======== DATA TO PROCESS

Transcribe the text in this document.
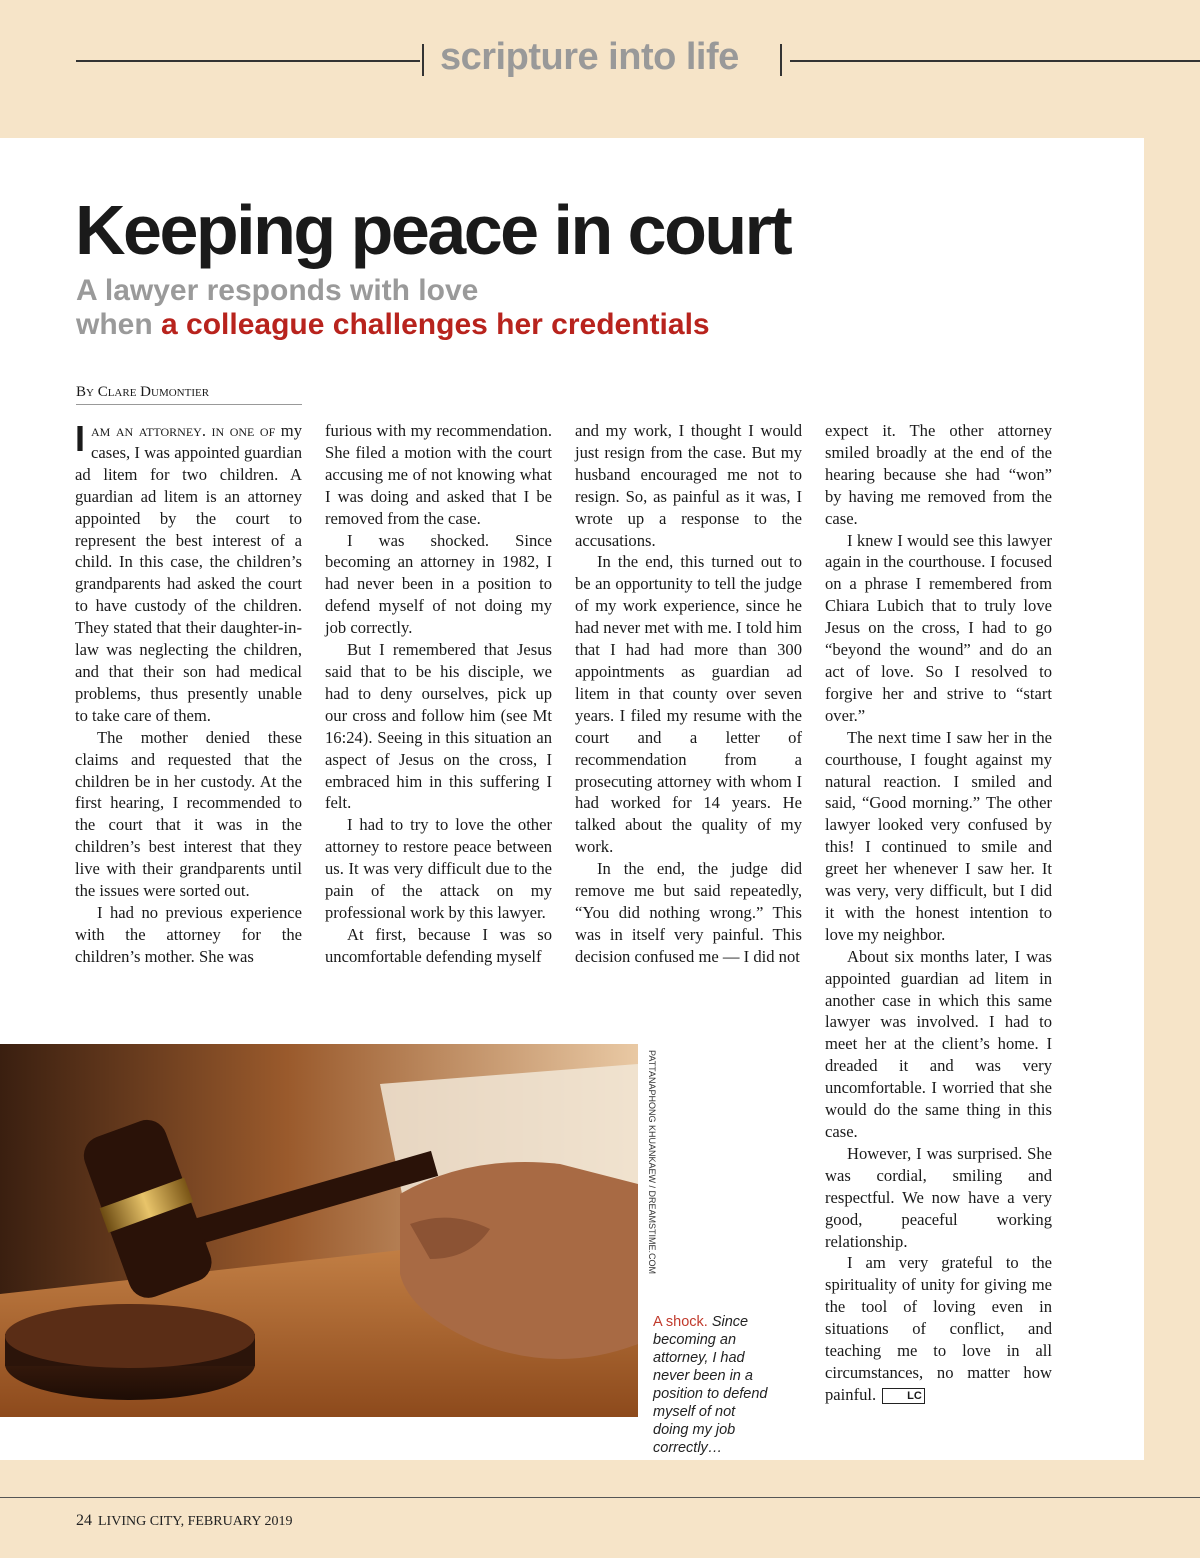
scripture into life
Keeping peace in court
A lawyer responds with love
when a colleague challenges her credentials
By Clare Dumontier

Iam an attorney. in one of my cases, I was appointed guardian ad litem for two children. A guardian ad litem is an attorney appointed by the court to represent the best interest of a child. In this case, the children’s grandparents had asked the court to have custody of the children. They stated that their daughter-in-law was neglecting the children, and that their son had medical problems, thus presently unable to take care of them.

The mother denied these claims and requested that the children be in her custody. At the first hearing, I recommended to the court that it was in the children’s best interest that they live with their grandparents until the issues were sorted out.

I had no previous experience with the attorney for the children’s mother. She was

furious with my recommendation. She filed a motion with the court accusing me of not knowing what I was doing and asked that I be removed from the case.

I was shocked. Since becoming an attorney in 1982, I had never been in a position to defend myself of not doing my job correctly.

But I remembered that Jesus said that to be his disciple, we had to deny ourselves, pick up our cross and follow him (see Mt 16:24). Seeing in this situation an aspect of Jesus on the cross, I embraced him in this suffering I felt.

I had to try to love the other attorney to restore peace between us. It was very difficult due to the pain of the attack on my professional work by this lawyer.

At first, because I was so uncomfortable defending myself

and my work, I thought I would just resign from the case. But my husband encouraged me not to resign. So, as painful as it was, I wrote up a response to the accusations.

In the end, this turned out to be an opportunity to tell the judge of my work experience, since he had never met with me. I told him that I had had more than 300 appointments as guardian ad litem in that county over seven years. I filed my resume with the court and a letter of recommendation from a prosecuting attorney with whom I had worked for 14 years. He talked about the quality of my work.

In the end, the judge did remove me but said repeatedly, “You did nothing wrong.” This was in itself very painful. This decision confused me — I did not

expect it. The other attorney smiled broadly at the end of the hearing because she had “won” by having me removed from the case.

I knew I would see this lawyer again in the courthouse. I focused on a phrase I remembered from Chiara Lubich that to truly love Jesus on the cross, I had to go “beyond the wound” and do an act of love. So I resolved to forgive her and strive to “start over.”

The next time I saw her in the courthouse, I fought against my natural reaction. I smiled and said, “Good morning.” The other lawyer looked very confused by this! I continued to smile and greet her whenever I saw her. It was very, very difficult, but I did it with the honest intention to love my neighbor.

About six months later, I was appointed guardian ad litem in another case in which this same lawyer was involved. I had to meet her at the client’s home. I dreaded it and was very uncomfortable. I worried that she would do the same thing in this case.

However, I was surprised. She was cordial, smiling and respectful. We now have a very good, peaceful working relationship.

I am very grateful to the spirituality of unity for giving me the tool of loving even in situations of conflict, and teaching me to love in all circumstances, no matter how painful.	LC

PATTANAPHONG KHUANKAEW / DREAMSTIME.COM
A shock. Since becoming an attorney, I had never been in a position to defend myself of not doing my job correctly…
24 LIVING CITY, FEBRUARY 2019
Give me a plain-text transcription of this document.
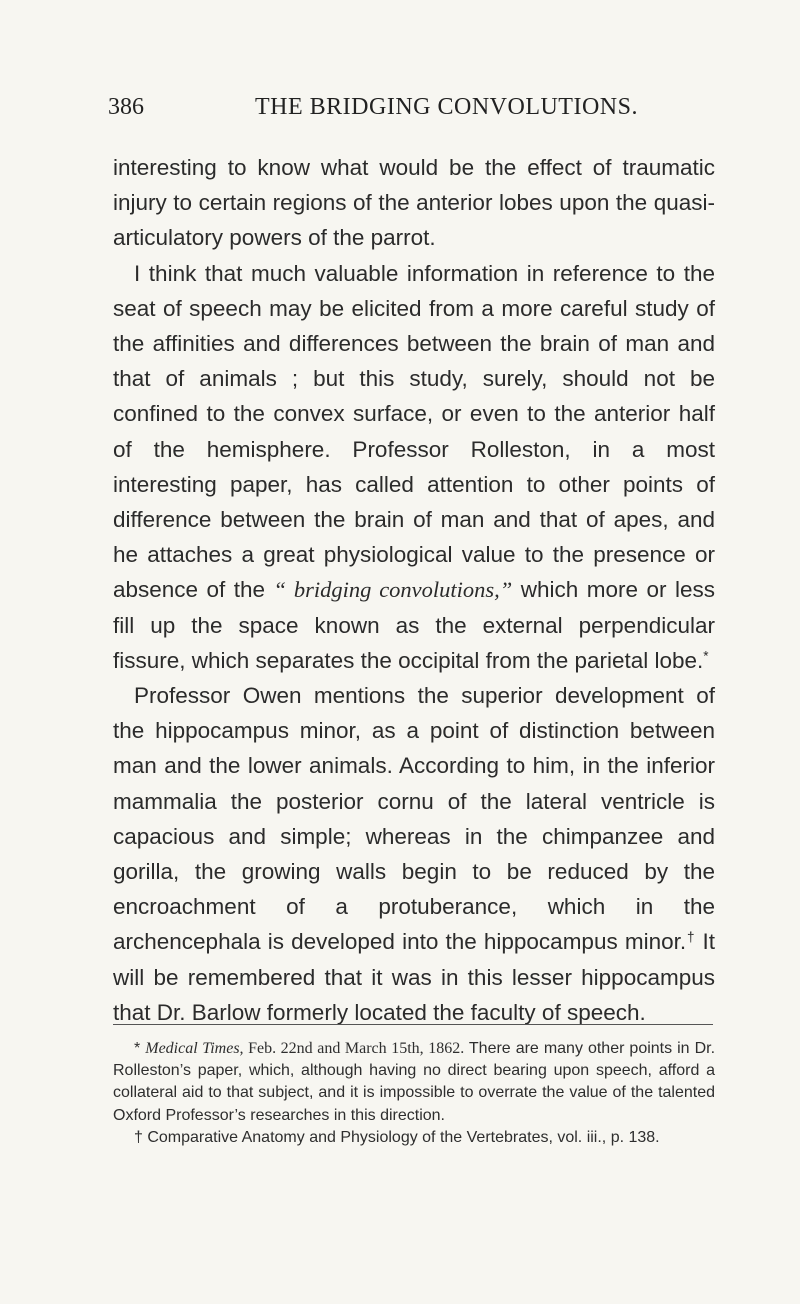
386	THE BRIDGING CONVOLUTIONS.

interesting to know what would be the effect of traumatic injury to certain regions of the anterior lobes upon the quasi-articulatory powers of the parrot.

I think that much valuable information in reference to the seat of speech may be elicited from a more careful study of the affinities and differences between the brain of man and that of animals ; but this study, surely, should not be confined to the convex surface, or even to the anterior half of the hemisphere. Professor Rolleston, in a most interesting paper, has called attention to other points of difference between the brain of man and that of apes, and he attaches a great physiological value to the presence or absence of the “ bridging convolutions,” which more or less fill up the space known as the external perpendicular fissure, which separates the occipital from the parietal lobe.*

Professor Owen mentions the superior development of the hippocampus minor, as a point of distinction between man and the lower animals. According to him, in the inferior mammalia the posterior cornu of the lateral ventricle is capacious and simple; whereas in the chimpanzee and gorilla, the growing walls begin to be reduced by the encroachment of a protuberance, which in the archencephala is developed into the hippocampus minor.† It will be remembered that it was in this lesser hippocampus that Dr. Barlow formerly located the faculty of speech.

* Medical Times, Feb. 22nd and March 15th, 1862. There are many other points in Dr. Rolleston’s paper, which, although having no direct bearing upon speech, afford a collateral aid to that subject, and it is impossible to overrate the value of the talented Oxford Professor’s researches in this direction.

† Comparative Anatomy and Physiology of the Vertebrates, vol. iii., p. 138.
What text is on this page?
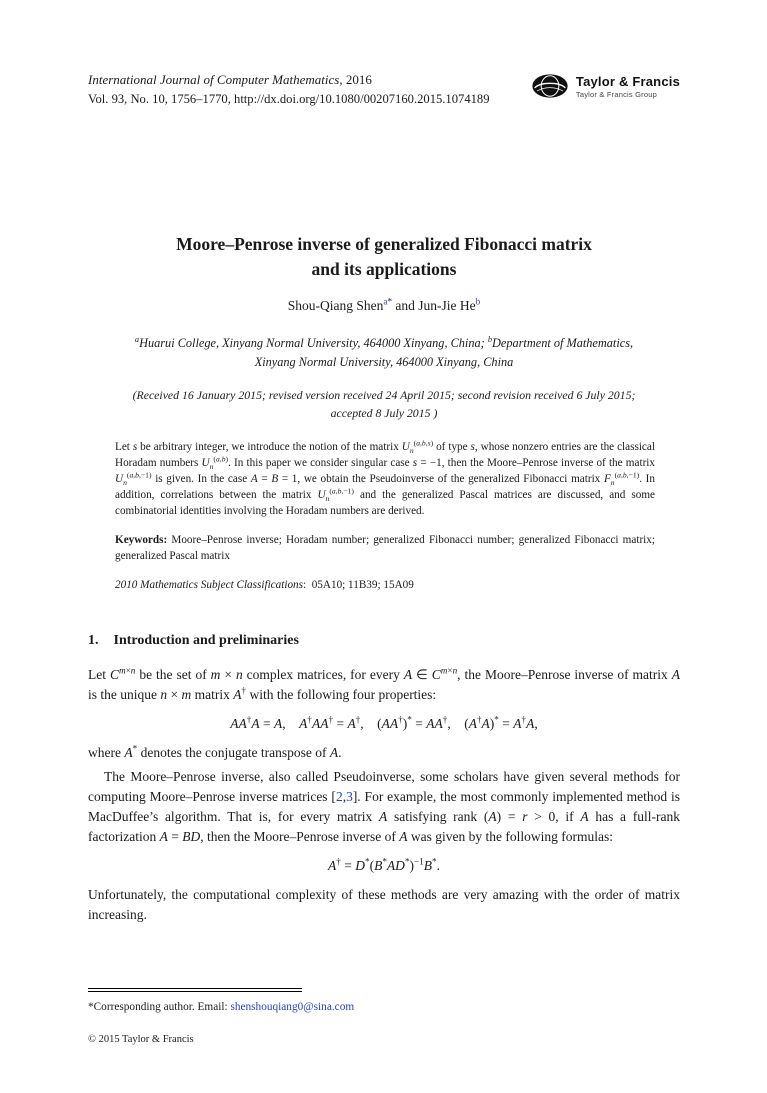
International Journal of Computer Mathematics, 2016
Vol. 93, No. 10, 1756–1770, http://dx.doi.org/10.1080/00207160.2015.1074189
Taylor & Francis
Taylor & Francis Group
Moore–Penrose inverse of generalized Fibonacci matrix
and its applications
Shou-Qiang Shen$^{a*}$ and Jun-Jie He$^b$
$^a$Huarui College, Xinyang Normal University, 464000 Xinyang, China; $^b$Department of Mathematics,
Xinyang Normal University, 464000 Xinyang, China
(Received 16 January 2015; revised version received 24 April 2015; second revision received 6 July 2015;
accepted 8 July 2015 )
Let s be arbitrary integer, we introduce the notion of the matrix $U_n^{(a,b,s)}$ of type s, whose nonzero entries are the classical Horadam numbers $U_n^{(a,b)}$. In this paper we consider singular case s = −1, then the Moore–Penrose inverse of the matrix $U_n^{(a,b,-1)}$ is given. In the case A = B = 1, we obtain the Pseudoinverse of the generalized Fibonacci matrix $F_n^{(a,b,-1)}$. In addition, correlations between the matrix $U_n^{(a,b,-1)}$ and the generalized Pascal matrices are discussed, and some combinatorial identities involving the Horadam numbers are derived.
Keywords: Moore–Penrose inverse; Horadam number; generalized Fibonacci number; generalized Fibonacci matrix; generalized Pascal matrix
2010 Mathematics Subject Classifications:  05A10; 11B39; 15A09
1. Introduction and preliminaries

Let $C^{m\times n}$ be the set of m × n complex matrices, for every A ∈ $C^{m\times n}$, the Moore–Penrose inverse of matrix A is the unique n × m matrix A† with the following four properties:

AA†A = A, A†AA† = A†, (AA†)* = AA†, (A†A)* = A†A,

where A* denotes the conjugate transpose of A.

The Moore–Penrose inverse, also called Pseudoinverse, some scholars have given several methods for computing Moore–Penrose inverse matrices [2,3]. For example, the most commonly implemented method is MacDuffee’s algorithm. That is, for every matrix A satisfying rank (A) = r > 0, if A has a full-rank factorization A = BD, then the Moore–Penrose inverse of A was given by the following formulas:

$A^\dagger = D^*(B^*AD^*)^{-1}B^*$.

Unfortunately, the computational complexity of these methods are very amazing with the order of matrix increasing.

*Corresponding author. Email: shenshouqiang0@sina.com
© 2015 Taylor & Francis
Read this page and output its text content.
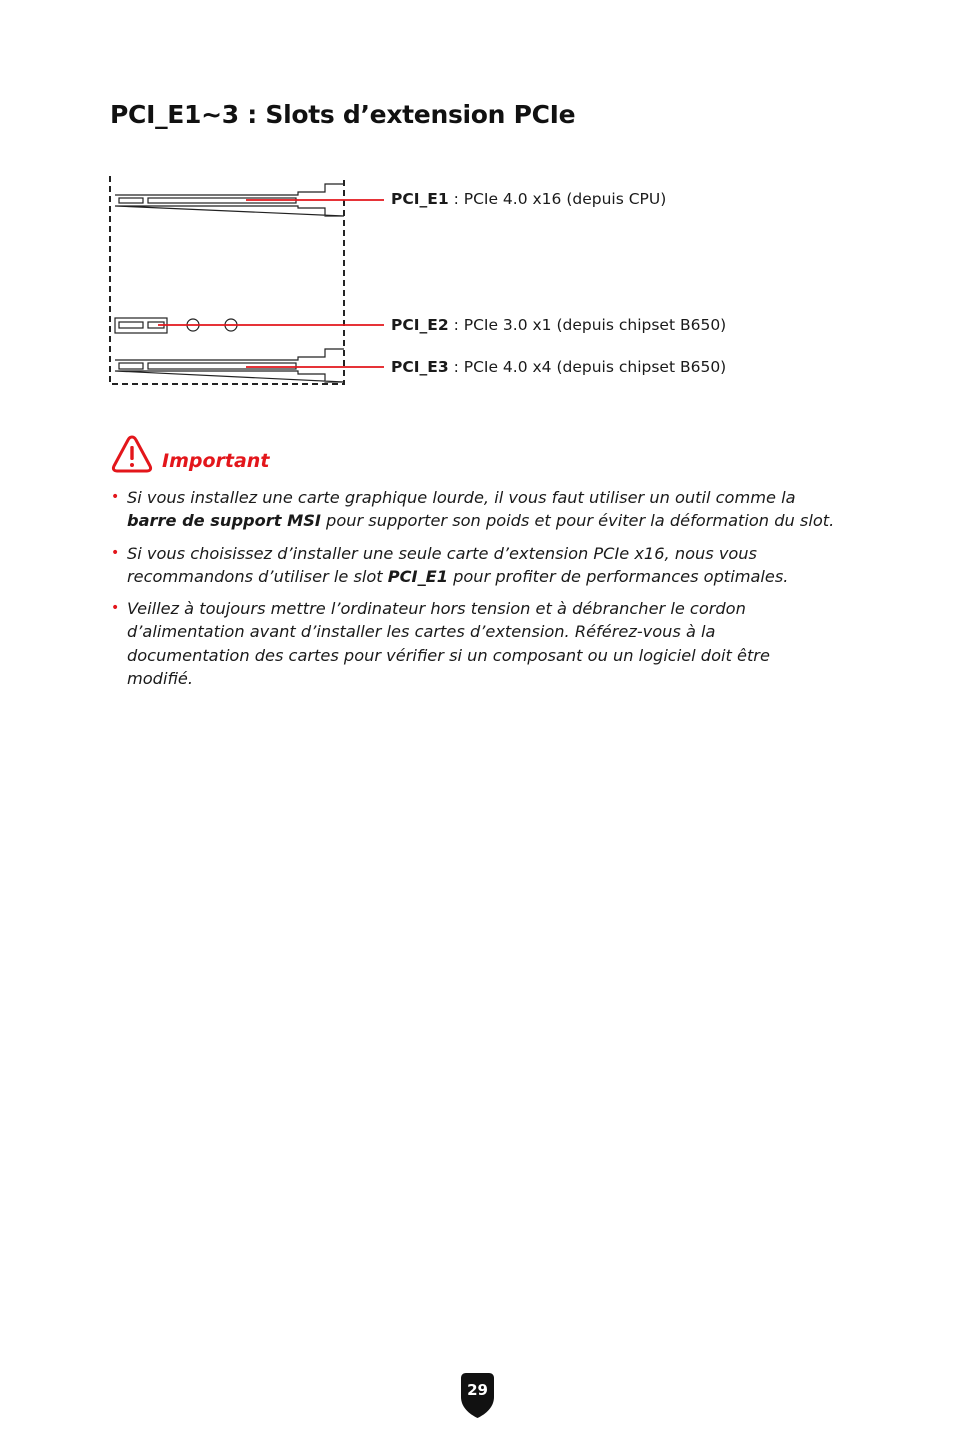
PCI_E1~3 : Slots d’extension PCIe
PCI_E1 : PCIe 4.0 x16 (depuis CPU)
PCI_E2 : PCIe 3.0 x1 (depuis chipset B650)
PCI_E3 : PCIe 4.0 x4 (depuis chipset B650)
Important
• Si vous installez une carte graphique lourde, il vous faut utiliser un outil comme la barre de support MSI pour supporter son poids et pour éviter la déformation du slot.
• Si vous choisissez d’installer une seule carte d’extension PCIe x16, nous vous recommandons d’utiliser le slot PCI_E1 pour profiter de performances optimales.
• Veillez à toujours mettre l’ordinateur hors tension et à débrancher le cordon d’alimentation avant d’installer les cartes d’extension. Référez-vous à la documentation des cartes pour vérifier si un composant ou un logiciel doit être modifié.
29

================

_REQUIRED WORK_
Give the entries again without a single change, but with no pictures.

_ANSWER TO THIS EXERCISE_
Transcribe the text in this document.
scripture into life
Keeping peace in court
A lawyer responds with love
when a colleague challenges her credentials
By Clare Dumontier

Iam an attorney. in one of my cases, I was appointed guardian ad litem for two children. A guardian ad litem is an attorney appointed by the court to represent the best interest of a child. In this case, the children’s grandparents had asked the court to have custody of the children. They stated that their daughter-in-law was neglecting the children, and that their son had medical problems, thus presently unable to take care of them.

The mother denied these claims and requested that the children be in her custody. At the first hearing, I recommended to the court that it was in the children’s best interest that they live with their grandparents until the issues were sorted out.

I had no previous experience with the attorney for the children’s mother. She was

furious with my recommendation. She filed a motion with the court accusing me of not knowing what I was doing and asked that I be removed from the case.

I was shocked. Since becoming an attorney in 1982, I had never been in a position to defend myself of not doing my job correctly.

But I remembered that Jesus said that to be his disciple, we had to deny ourselves, pick up our cross and follow him (see Mt 16:24). Seeing in this situation an aspect of Jesus on the cross, I embraced him in this suffering I felt.

I had to try to love the other attorney to restore peace between us. It was very difficult due to the pain of the attack on my professional work by this lawyer.

At first, because I was so uncomfortable defending myself

and my work, I thought I would just resign from the case. But my husband encouraged me not to resign. So, as painful as it was, I wrote up a response to the accusations.

In the end, this turned out to be an opportunity to tell the judge of my work experience, since he had never met with me. I told him that I had had more than 300 appointments as guardian ad litem in that county over seven years. I filed my resume with the court and a letter of recommendation from a prosecuting attorney with whom I had worked for 14 years. He talked about the quality of my work.

In the end, the judge did remove me but said repeatedly, “You did nothing wrong.” This was in itself very painful. This decision confused me — I did not

expect it. The other attorney smiled broadly at the end of the hearing because she had “won” by having me removed from the case.

I knew I would see this lawyer again in the courthouse. I focused on a phrase I remembered from Chiara Lubich that to truly love Jesus on the cross, I had to go “beyond the wound” and do an act of love. So I resolved to forgive her and strive to “start over.”

The next time I saw her in the courthouse, I fought against my natural reaction. I smiled and said, “Good morning.” The other lawyer looked very confused by this! I continued to smile and greet her whenever I saw her. It was very, very difficult, but I did it with the honest intention to love my neighbor.

About six months later, I was appointed guardian ad litem in another case in which this same lawyer was involved. I had to meet her at the client’s home. I dreaded it and was very uncomfortable. I worried that she would do the same thing in this case.

However, I was surprised. She was cordial, smiling and respectful. We now have a very good, peaceful working relationship.

I am very grateful to the spirituality of unity for giving me the tool of loving even in situations of conflict, and teaching me to love in all circumstances, no matter how painful.	LC

PATTANAPHONG KHUANKAEW / DREAMSTIME.COM
A shock. Since becoming an attorney, I had never been in a position to defend myself of not doing my job correctly…
24 LIVING CITY, FEBRUARY 2019
Give me a plain-text transcription of this document.
386	THE BRIDGING CONVOLUTIONS.

interesting to know what would be the effect of traumatic injury to certain regions of the anterior lobes upon the quasi-articulatory powers of the parrot.

I think that much valuable information in reference to the seat of speech may be elicited from a more careful study of the affinities and differences between the brain of man and that of animals ; but this study, surely, should not be confined to the convex surface, or even to the anterior half of the hemisphere. Professor Rolleston, in a most interesting paper, has called attention to other points of difference between the brain of man and that of apes, and he attaches a great physiological value to the presence or absence of the “ bridging convolutions,” which more or less fill up the space known as the external perpendicular fissure, which separates the occipital from the parietal lobe.*

Professor Owen mentions the superior development of the hippocampus minor, as a point of distinction between man and the lower animals. According to him, in the inferior mammalia the posterior cornu of the lateral ventricle is capacious and simple; whereas in the chimpanzee and gorilla, the growing walls begin to be reduced by the encroachment of a protuberance, which in the archencephala is developed into the hippocampus minor.† It will be remembered that it was in this lesser hippocampus that Dr. Barlow formerly located the faculty of speech.

* Medical Times, Feb. 22nd and March 15th, 1862. There are many other points in Dr. Rolleston’s paper, which, although having no direct bearing upon speech, afford a collateral aid to that subject, and it is impossible to overrate the value of the talented Oxford Professor’s researches in this direction.

† Comparative Anatomy and Physiology of the Vertebrates, vol. iii., p. 138.
What text is on this page?
International Journal of Computer Mathematics, 2016
Vol. 93, No. 10, 1756–1770, http://dx.doi.org/10.1080/00207160.2015.1074189
Taylor & Francis
Taylor & Francis Group
Moore–Penrose inverse of generalized Fibonacci matrix
and its applications
Shou-Qiang Shen$^{a*}$ and Jun-Jie He$^b$
$^a$Huarui College, Xinyang Normal University, 464000 Xinyang, China; $^b$Department of Mathematics,
Xinyang Normal University, 464000 Xinyang, China
(Received 16 January 2015; revised version received 24 April 2015; second revision received 6 July 2015;
accepted 8 July 2015 )
Let s be arbitrary integer, we introduce the notion of the matrix $U_n^{(a,b,s)}$ of type s, whose nonzero entries are the classical Horadam numbers $U_n^{(a,b)}$. In this paper we consider singular case s = −1, then the Moore–Penrose inverse of the matrix $U_n^{(a,b,-1)}$ is given. In the case A = B = 1, we obtain the Pseudoinverse of the generalized Fibonacci matrix $F_n^{(a,b,-1)}$. In addition, correlations between the matrix $U_n^{(a,b,-1)}$ and the generalized Pascal matrices are discussed, and some combinatorial identities involving the Horadam numbers are derived.
Keywords: Moore–Penrose inverse; Horadam number; generalized Fibonacci number; generalized Fibonacci matrix; generalized Pascal matrix
2010 Mathematics Subject Classifications:  05A10; 11B39; 15A09
1. Introduction and preliminaries

Let $C^{m\times n}$ be the set of m × n complex matrices, for every A ∈ $C^{m\times n}$, the Moore–Penrose inverse of matrix A is the unique n × m matrix A† with the following four properties:

AA†A = A, A†AA† = A†, (AA†)* = AA†, (A†A)* = A†A,

where A* denotes the conjugate transpose of A.

The Moore–Penrose inverse, also called Pseudoinverse, some scholars have given several methods for computing Moore–Penrose inverse matrices [2,3]. For example, the most commonly implemented method is MacDuffee’s algorithm. That is, for every matrix A satisfying rank (A) = r > 0, if A has a full-rank factorization A = BD, then the Moore–Penrose inverse of A was given by the following formulas:

$A^\dagger = D^*(B^*AD^*)^{-1}B^*$.

Unfortunately, the computational complexity of these methods are very amazing with the order of matrix increasing.

*Corresponding author. Email: shenshouqiang0@sina.com
© 2015 Taylor & Francis
Read this page and output its text content.
PCI_E1~3 : Slots d’extension PCIe
PCI_E1 : PCIe 4.0 x16 (depuis CPU)
PCI_E2 : PCIe 3.0 x1 (depuis chipset B650)
PCI_E3 : PCIe 4.0 x4 (depuis chipset B650)
Important
• Si vous installez une carte graphique lourde, il vous faut utiliser un outil comme la barre de support MSI pour supporter son poids et pour éviter la déformation du slot.
• Si vous choisissez d’installer une seule carte d’extension PCIe x16, nous vous recommandons d’utiliser le slot PCI_E1 pour profiter de performances optimales.
• Veillez à toujours mettre l’ordinateur hors tension et à débrancher le cordon d’alimentation avant d’installer les cartes d’extension. Référez-vous à la documentation des cartes pour vérifier si un composant ou un logiciel doit être modifié.
29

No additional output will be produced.